» Ejercicios propuestos
a) Reproduce al pie de la letra el fragmento citado sobre la oración, desde "1. El espacio" hasta "sin algún sacrificio.", ambos incluidos.
b) Responde sí o no a cada afirmación según el fragmento citado sobre la oración y cita literalmente las palabras que lo deciden: (i) el curso de formación online dura cinco días; (ii) el curso se ofrece solo a las comunidades de Europa; (iii) sor Manuela Scheiba y el padre Jordi-Agustí Piqué son profesores del Pontificio Ateneo Sant'Anselmo.

» Fragmento citado
%%

1. El espacio entre el corazón y Dios 

Comenzamos este curso de formación online de cinco días que se ofrece a toda la Orden, desde Asia hasta América pasando por Europa y África. Es como un pequeño curso de ejercicios espirituales que no sólo debe reunirnos para hablar y meditar sobre el tema de la oración, sino también reunirnos en la oración. Es un gesto y un signo de comunión que queremos vivir juntos en este momento tan especial de la historia del mundo en el que tantos contactos directos se han interrumpido o han sido difícil de implementar. Por eso agradezco a todos los que aceptan participar en este gesto, ya sea ofreciendo los cursos, ya sea organizándolos técnicamente, ya sea traduciendo, y también a todos los que participan individualmente o en comunidad, ciertamente no sin algún sacrificio.

Me pregunté desde qué punto de vista meditaría la oración. Está claro que me siento impulsado a hacerlo dentro de la preocupación pastoral con la que miro a la Orden, y por tanto desde la experiencia de las visitas y encuentros con las distintas comunidades, en las distintas culturas. Somos una Orden monástica y esto significa que la oración debe ser lo que más nos une, lo que nos une más profundamente. ¿Es esto cierto? ¿Y cómo se produce? Me parece una preocupación importante porque, al fin y al cabo, esto es válido para toda la Iglesia en todo el mundo y en todas las épocas de la historia. Y esto es así dentro de cada comunidad. ¿Están nuestras comunidades unidas en la oración? Para comprenderlo, tenemos que entender lo que significa “estar unidos en la oración”. Tal vez sea precisamente este tema el que es importante profundizar con vosotros para que este curso, enriquecido por el magisterio autorizado, y ciertamente mucho más conspicuo que el mío, de sor Manuela Scheiba y del padre Jordi-Agustí Piqué, ambos benedictinos y profesores del Pontificio Ateneo Sant'Anselmo, nos ayude a dar un salto de conciencia y también de conversión en el modo de vivir juntos nuestra vocación, nuestro carisma benedictino-cisterciense, aunque las circunstancias actuales hagan raros y difíciles nuestros encuentros.

%%

» Extractos del listado
%%

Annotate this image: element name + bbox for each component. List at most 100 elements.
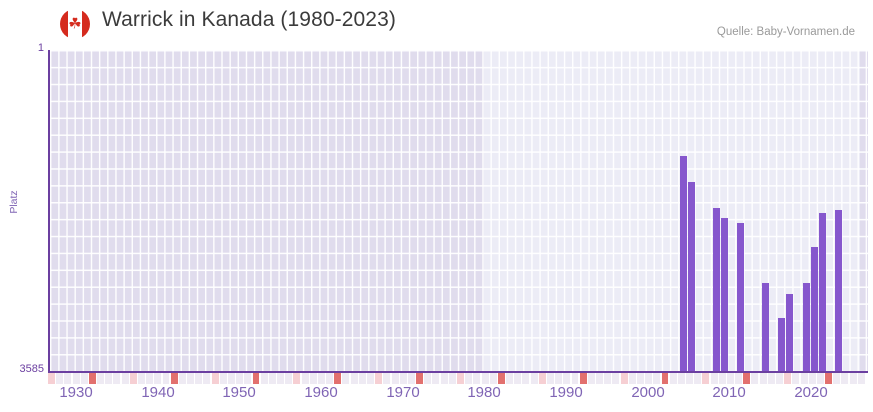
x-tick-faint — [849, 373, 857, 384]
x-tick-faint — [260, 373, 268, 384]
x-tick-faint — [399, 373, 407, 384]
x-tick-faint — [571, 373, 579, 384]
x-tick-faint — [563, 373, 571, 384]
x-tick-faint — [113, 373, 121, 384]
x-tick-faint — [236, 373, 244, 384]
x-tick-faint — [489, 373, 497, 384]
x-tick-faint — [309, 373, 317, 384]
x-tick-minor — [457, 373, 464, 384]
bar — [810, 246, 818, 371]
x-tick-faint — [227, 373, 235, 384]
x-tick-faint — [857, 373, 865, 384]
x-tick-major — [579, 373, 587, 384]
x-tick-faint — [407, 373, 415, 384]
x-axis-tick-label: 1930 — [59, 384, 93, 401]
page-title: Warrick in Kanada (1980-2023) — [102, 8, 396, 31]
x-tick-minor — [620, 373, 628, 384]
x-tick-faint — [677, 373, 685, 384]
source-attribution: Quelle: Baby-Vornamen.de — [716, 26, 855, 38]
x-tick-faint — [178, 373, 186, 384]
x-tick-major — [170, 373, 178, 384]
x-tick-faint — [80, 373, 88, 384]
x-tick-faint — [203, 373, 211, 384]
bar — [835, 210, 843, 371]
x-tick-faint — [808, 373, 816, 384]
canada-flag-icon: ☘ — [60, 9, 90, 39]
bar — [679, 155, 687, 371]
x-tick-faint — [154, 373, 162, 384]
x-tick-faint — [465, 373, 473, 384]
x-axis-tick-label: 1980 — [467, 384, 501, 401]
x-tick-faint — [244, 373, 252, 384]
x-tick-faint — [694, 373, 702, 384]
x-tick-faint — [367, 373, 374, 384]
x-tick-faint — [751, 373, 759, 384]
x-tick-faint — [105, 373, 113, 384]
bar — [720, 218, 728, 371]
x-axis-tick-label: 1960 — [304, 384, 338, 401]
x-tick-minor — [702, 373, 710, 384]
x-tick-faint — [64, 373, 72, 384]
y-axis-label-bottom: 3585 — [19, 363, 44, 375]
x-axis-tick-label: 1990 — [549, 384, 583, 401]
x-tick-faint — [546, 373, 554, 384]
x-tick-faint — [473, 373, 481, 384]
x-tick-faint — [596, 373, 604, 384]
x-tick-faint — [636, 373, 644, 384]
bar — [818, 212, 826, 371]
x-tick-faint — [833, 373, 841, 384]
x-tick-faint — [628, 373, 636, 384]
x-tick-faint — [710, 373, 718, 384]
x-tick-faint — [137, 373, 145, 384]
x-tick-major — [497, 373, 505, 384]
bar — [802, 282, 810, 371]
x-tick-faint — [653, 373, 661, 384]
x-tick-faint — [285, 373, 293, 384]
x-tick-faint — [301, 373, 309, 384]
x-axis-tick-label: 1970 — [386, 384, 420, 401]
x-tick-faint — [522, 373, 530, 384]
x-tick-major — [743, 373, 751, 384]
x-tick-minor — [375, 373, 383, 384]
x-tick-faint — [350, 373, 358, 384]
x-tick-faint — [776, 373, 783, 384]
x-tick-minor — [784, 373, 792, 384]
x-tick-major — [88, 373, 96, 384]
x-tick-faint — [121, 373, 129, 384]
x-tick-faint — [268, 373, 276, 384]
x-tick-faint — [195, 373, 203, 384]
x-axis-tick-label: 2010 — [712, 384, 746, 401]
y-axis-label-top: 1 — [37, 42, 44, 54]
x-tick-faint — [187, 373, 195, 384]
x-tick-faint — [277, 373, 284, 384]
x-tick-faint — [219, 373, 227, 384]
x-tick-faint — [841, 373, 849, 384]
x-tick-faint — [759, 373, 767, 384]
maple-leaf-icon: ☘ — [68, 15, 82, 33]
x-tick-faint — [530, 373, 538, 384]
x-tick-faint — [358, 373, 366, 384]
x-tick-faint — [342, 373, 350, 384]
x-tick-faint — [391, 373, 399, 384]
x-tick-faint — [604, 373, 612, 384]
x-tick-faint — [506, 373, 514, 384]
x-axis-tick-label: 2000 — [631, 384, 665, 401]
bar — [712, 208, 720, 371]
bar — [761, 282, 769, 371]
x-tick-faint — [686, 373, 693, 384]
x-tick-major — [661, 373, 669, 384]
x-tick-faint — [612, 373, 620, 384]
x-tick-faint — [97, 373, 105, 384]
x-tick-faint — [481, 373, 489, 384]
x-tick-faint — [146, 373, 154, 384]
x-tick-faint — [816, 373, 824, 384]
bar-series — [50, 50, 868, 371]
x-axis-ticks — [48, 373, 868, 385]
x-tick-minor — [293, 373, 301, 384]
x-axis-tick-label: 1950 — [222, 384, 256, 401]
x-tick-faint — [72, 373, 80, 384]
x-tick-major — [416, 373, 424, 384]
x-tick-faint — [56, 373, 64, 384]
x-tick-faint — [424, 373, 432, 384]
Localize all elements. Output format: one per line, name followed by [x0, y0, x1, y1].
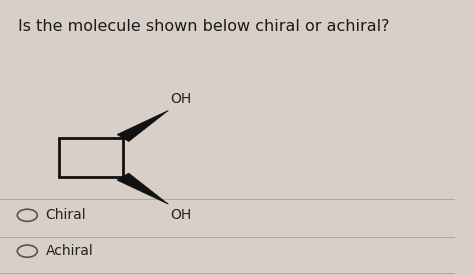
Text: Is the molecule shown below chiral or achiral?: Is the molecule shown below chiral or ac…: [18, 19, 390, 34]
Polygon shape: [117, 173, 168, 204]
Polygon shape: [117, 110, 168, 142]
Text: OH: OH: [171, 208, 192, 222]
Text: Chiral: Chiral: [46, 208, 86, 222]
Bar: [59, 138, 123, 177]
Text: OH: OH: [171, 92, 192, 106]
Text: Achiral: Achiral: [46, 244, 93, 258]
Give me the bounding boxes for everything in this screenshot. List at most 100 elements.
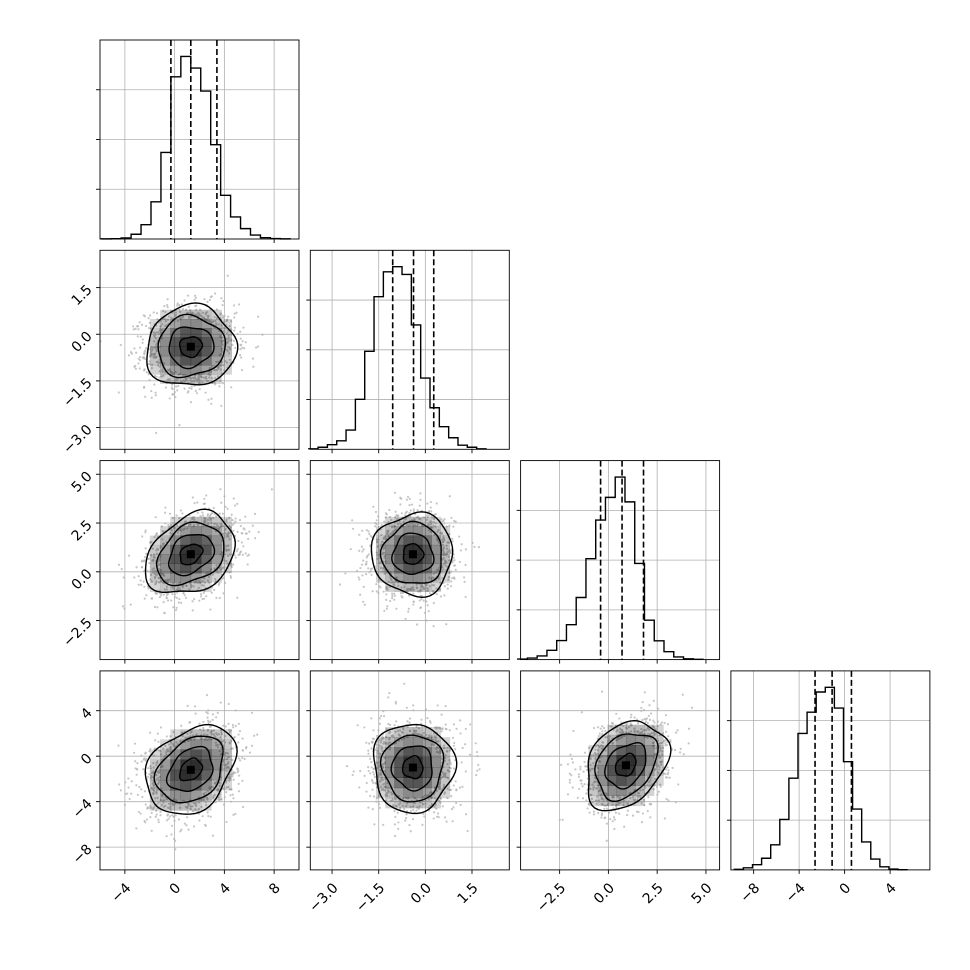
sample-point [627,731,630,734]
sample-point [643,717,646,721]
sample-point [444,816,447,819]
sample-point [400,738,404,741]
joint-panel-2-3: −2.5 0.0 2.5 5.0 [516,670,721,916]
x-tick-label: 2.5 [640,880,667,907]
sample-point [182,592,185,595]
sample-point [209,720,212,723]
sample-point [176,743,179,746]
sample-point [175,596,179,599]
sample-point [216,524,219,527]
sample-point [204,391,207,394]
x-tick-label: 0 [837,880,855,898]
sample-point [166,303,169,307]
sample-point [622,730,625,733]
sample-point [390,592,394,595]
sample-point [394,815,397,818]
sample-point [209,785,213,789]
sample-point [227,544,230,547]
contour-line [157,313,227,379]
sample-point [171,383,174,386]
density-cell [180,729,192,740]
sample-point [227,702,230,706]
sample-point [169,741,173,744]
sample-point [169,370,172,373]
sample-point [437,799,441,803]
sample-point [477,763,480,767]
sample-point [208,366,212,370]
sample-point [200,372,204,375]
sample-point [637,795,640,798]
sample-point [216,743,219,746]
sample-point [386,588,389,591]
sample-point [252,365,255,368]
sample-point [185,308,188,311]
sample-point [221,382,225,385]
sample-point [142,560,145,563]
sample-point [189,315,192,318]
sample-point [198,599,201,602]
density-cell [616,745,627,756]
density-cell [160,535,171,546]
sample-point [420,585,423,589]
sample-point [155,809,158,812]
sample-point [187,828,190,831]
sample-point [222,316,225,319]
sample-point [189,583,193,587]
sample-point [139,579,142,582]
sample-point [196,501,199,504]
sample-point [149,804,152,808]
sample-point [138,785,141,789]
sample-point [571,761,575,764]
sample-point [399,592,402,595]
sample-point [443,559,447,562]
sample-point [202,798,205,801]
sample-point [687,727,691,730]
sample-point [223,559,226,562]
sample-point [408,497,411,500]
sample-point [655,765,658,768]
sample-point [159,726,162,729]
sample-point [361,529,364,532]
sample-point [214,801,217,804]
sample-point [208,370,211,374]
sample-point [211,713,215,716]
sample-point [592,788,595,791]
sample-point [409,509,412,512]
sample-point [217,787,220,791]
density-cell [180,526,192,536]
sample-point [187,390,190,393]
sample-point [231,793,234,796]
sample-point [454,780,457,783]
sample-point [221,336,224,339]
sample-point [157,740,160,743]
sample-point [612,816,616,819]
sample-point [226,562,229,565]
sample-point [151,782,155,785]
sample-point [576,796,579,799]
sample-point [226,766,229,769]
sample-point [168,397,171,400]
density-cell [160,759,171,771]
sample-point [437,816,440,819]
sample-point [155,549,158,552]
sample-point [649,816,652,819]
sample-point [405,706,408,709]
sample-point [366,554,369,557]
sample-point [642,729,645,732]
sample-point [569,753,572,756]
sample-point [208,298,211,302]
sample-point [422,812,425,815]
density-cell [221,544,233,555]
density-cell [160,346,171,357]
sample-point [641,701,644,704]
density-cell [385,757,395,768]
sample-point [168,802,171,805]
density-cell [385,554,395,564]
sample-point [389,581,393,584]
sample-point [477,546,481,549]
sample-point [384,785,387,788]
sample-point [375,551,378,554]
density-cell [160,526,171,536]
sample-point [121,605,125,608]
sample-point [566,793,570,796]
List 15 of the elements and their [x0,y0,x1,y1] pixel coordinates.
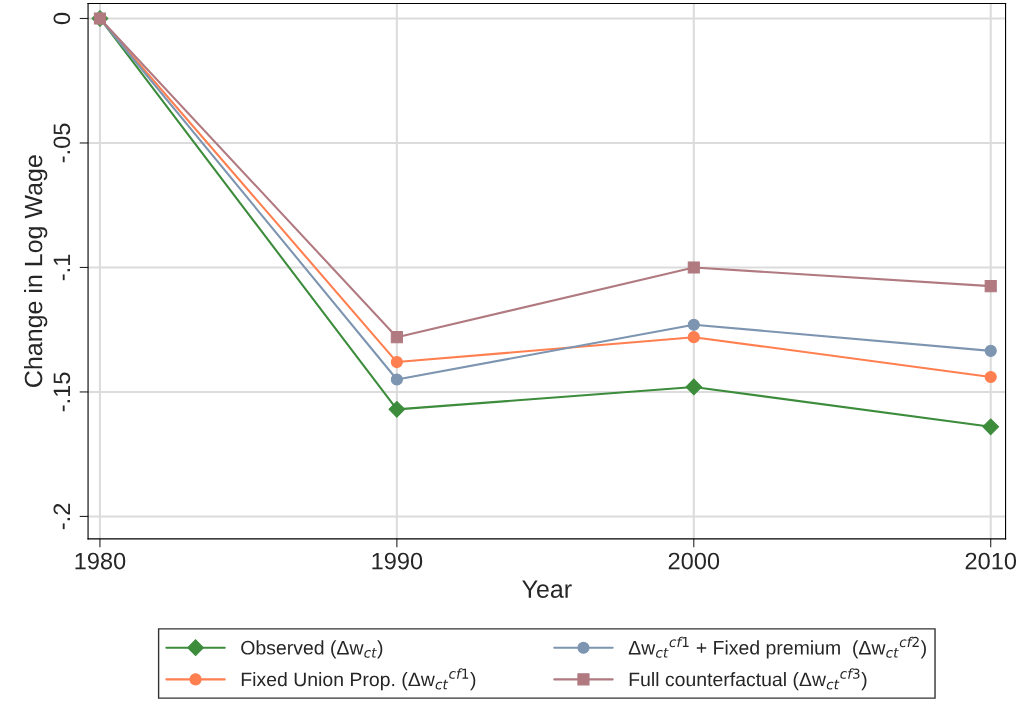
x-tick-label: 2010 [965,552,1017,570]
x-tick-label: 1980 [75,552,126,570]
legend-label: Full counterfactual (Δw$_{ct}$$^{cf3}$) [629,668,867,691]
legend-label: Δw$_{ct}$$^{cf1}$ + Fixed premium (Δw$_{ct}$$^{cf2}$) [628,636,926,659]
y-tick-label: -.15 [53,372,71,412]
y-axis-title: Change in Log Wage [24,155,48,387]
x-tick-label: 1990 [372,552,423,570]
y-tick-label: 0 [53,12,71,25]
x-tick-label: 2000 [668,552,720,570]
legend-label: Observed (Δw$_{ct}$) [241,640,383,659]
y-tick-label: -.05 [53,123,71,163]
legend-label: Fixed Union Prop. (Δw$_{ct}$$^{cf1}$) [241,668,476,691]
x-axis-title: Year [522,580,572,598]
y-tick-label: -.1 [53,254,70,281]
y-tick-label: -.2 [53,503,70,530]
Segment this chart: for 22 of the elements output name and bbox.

%%

» Respuestas
a)
1. El espacio entre el corazón y Dios 

Comenzamos este curso de formación online de cinco días que se ofrece a toda la Orden, desde Asia hasta América pasando por Europa y África. Es como un pequeño curso de ejercicios espirituales que no sólo debe reunirnos para hablar y meditar sobre el tema de la oración, sino también reunirnos en la oración. Es un gesto y un signo de comunión que queremos vivir juntos en este momento tan especial de la historia del mundo en el que tantos contactos directos se han interrumpido o han sido difícil de implementar. Por eso agradezco a todos los que aceptan participar en este gesto, ya sea ofreciendo los cursos, ya sea organizándolos técnicamente, ya sea traduciendo, y también a todos los que participan individualmente o en comunidad, ciertamente no sin algún sacrificio.

b)
(i) Sí: "este curso de formación online de cinco días".
(ii) No: "se ofrece a toda la Orden, desde Asia hasta América pasando por Europa y África".
(iii) Sí: "ambos benedictinos y profesores del Pontificio Ateneo Sant'Anselmo".